[DIRECTIONS]
Extract every line of the data below that contains the string "diaphragm". Treat uppercase and lowercase as different.

[A block of data]

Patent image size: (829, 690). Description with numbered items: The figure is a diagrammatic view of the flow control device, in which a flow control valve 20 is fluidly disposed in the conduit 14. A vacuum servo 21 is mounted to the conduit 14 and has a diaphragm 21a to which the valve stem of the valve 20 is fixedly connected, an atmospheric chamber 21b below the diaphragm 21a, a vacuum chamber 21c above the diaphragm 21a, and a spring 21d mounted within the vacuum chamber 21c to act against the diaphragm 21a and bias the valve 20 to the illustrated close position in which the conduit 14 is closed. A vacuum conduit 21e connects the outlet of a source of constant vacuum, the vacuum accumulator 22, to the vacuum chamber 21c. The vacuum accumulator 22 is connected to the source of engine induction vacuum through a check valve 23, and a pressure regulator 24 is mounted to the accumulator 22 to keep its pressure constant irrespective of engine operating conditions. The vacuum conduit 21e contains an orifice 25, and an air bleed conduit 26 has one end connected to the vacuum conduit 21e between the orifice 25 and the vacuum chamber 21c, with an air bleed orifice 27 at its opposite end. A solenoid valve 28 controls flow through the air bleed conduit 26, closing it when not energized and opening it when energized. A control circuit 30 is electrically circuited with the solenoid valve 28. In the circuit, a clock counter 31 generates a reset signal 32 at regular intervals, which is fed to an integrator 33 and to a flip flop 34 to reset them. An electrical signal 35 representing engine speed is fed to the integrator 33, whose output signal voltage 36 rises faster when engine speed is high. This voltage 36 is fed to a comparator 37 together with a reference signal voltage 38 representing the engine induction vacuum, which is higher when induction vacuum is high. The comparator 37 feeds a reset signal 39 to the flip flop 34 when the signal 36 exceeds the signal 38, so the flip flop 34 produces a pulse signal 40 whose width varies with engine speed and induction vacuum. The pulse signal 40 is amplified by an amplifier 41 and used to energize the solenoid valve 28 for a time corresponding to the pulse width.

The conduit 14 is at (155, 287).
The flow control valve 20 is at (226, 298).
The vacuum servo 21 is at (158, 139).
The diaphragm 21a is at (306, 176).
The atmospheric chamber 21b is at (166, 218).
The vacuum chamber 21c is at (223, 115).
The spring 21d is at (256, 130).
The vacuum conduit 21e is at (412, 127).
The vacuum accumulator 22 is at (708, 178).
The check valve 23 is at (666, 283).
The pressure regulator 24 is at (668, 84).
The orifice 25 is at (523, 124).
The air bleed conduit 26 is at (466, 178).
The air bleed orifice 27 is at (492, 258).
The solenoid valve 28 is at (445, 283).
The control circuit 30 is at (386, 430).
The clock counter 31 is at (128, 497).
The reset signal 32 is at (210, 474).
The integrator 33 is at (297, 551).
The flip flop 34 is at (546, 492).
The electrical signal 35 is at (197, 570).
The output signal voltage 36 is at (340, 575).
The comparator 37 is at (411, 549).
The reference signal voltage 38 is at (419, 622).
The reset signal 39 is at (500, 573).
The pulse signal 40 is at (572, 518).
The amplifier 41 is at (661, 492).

[EXERCISE ANSWER]
Patent image size: (829, 690). Description with numbered items: The figure is a diagrammatic view of the flow control device, in which a flow control valve 20 is fluidly disposed in the conduit 14. A vacuum servo 21 is mounted to the conduit 14 and has a diaphragm 21a to which the valve stem of the valve 20 is fixedly connected, an atmospheric chamber 21b below the diaphragm 21a, a vacuum chamber 21c above the diaphragm 21a, and a spring 21d mounted within the vacuum chamber 21c to act against the diaphragm 21a and bias the valve 20 to the illustrated close position in which the conduit 14 is closed. A vacuum conduit 21e connects the outlet of a source of constant vacuum, the vacuum accumulator 22, to the vacuum chamber 21c. The vacuum accumulator 22 is connected to the source of engine induction vacuum through a check valve 23, and a pressure regulator 24 is mounted to the accumulator 22 to keep its pressure constant irrespective of engine operating conditions. The vacuum conduit 21e contains an orifice 25, and an air bleed conduit 26 has one end connected to the vacuum conduit 21e between the orifice 25 and the vacuum chamber 21c, with an air bleed orifice 27 at its opposite end. A solenoid valve 28 controls flow through the air bleed conduit 26, closing it when not energized and opening it when energized. A control circuit 30 is electrically circuited with the solenoid valve 28. In the circuit, a clock counter 31 generates a reset signal 32 at regular intervals, which is fed to an integrator 33 and to a flip flop 34 to reset them. An electrical signal 35 representing engine speed is fed to the integrator 33, whose output signal voltage 36 rises faster when engine speed is high. This voltage 36 is fed to a comparator 37 together with a reference signal voltage 38 representing the engine induction vacuum, which is higher when induction vacuum is high. The comparator 37 feeds a reset signal 39 to the flip flop 34 when the signal 36 exceeds the signal 38, so the flip flop 34 produces a pulse signal 40 whose width varies with engine speed and induction vacuum. The pulse signal 40 is amplified by an amplifier 41 and used to energize the solenoid valve 28 for a time corresponding to the pulse width.
The diaphragm 21a is at (306, 176).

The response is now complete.